Data records:
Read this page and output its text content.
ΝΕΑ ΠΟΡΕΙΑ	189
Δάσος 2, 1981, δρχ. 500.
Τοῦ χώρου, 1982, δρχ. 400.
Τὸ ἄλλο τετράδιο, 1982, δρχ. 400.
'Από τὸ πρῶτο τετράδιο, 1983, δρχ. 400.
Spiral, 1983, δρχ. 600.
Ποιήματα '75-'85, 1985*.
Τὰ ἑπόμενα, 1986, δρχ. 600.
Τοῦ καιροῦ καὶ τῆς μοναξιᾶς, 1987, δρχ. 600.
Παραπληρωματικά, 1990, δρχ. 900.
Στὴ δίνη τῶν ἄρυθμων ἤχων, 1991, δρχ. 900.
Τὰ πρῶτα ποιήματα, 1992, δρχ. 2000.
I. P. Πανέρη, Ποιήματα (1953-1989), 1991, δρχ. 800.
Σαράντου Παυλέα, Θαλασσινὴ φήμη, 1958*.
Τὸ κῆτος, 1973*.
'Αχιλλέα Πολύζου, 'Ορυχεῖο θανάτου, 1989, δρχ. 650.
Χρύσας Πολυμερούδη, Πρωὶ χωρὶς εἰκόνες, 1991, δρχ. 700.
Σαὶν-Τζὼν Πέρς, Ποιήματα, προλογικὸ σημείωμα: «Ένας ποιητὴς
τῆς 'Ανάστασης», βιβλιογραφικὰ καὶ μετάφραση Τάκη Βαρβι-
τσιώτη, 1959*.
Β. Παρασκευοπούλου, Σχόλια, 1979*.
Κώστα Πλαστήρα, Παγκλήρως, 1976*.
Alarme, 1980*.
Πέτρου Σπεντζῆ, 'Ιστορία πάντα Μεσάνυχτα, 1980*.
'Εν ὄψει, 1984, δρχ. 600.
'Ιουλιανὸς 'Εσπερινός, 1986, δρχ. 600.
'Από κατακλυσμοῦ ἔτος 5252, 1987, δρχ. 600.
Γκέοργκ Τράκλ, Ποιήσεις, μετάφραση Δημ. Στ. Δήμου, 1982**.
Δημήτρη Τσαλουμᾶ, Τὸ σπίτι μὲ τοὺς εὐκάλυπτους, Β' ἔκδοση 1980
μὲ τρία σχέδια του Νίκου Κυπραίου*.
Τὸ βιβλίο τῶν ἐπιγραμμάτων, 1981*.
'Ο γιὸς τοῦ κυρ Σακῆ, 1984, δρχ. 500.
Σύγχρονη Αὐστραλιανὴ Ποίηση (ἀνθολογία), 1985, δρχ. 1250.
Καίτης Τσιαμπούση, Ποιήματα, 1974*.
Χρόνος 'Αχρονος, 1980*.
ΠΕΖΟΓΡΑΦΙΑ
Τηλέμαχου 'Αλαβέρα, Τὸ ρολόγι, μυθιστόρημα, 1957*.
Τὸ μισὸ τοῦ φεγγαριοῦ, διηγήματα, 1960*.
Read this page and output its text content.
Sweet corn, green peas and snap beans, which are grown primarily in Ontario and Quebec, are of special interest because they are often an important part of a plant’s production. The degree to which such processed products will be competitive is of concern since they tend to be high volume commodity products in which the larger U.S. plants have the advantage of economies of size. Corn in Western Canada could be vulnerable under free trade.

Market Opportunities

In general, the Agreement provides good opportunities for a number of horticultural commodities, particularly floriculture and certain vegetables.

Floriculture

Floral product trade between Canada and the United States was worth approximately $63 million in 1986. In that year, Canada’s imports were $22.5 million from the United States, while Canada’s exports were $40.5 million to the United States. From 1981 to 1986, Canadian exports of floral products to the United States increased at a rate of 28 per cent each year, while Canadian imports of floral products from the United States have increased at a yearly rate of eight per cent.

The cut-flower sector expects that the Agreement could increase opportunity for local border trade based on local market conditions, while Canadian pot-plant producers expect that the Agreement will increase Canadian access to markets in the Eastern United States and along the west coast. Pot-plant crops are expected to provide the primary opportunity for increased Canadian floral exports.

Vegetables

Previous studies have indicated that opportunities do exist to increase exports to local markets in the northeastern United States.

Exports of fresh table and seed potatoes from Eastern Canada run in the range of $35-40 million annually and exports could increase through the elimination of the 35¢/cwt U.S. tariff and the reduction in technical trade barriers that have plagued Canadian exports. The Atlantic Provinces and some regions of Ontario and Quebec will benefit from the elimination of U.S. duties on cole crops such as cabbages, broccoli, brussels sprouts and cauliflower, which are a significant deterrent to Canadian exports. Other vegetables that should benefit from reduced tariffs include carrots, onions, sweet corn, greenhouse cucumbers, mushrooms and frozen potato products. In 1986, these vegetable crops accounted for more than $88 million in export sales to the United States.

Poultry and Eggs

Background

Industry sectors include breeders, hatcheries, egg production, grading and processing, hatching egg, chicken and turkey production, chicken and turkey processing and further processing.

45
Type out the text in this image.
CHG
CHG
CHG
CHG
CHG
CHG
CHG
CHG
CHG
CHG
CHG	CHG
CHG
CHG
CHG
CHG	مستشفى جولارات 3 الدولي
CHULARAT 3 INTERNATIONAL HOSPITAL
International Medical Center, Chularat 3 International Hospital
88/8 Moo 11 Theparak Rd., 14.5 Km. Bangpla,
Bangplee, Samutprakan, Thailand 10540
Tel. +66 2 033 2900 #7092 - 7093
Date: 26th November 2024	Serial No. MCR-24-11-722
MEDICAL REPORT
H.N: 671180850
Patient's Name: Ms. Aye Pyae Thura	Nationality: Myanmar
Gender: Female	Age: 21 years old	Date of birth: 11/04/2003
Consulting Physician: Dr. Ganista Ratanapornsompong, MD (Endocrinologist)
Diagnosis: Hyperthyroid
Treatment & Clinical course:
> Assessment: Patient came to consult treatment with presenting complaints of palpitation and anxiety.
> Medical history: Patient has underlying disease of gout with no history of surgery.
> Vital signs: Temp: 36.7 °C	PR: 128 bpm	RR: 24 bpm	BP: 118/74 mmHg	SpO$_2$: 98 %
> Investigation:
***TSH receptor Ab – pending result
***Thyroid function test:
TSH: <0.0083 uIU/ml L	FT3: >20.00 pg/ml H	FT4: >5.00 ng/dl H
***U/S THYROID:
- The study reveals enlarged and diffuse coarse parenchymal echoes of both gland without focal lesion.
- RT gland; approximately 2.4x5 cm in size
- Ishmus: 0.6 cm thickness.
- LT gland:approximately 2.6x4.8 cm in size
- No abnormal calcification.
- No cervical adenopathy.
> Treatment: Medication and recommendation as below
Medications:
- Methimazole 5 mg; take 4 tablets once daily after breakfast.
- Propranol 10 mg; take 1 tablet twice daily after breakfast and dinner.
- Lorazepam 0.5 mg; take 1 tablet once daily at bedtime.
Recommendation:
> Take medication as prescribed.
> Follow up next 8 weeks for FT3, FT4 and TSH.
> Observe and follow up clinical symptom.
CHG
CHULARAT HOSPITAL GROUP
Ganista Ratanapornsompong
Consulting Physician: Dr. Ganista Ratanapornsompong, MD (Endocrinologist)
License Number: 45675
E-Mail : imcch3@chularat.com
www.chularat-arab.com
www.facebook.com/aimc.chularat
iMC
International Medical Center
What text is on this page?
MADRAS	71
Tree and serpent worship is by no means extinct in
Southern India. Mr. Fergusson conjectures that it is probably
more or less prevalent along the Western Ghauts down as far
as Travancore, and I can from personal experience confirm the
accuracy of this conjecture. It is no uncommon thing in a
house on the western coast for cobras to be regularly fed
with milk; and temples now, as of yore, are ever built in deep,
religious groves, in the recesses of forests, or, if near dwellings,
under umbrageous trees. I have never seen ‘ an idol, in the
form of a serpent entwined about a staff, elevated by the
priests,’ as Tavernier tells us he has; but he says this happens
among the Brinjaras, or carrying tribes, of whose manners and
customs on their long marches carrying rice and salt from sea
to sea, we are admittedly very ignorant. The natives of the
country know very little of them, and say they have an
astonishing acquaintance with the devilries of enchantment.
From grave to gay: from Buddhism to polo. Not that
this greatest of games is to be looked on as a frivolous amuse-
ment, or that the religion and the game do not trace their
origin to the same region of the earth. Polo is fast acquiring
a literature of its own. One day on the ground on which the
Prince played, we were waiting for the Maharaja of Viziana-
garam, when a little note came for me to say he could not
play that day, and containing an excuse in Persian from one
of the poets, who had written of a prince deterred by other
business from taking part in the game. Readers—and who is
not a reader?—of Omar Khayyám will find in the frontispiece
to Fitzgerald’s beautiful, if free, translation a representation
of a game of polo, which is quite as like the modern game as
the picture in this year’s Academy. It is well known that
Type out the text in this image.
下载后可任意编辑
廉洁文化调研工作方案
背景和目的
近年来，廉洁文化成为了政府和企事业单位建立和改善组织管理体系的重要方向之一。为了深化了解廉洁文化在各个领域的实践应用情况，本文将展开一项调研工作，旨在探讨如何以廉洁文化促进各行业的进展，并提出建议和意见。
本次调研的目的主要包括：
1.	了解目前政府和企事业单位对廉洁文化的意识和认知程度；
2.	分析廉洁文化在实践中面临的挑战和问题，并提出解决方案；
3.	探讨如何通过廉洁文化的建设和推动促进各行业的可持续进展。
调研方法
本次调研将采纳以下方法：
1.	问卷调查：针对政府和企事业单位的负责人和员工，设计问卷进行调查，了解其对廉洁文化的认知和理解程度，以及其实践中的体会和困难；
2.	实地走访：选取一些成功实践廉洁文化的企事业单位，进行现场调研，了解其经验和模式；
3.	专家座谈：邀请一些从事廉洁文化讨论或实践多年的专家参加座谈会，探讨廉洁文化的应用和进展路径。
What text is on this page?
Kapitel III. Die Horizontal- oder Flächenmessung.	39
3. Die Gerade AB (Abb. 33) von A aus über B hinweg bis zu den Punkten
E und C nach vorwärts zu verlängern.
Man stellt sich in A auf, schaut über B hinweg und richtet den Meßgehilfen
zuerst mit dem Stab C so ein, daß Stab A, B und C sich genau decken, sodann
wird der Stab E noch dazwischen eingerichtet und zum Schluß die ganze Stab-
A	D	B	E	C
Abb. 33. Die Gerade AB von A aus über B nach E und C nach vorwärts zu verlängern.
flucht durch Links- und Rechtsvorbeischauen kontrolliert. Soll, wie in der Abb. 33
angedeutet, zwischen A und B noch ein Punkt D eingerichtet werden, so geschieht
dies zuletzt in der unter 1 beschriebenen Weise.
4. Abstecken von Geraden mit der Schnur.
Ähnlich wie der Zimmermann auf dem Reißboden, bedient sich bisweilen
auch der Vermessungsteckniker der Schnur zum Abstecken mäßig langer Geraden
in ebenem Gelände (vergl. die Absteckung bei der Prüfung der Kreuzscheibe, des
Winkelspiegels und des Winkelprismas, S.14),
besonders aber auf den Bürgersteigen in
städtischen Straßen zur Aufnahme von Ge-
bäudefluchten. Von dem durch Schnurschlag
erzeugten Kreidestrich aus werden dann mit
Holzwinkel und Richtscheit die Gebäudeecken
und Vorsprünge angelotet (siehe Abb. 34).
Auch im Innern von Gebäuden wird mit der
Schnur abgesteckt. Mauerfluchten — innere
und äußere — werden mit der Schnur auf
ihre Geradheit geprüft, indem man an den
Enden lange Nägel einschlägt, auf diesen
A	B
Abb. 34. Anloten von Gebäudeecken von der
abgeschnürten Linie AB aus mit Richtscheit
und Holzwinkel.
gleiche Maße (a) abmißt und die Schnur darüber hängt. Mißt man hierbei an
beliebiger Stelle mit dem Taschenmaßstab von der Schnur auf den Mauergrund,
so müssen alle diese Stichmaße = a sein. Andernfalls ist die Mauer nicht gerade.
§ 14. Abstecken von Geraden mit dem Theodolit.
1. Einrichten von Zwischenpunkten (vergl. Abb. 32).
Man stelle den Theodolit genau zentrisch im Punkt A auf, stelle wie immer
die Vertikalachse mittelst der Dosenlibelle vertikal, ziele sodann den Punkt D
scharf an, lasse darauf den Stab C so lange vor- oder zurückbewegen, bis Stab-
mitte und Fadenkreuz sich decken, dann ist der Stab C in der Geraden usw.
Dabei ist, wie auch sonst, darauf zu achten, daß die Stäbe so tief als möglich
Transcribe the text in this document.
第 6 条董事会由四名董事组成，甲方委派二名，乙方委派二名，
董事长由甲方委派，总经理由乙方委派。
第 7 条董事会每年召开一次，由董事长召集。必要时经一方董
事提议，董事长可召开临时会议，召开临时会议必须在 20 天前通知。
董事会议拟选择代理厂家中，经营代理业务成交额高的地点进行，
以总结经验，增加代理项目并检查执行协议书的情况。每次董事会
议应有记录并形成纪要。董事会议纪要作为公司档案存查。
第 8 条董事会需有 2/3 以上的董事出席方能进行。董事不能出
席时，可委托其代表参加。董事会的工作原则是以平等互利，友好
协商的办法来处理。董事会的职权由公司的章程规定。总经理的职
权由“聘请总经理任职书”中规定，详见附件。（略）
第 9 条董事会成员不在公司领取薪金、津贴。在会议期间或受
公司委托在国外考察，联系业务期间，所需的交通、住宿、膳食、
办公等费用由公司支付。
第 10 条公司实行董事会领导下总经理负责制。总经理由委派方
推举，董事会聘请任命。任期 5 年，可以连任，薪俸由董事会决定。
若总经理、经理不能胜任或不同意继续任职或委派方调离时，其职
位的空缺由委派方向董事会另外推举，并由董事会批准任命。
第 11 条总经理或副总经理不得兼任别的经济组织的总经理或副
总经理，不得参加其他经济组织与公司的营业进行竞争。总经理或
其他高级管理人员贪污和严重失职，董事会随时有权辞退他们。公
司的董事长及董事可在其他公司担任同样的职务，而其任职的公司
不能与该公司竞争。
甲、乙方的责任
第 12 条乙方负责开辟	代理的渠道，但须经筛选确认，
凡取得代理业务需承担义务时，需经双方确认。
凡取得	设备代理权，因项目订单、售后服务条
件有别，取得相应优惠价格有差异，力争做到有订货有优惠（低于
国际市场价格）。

== TASK INSTRUCTIONS ==
In the entries above, identify every line with the word "durch". Copy those lines.

== THE OUTPUT ==
flucht durch Links- und Rechtsvorbeischauen kontrolliert. Soll, wie in der Abb. 33
bäudefluchten. Von dem durch Schnurschlag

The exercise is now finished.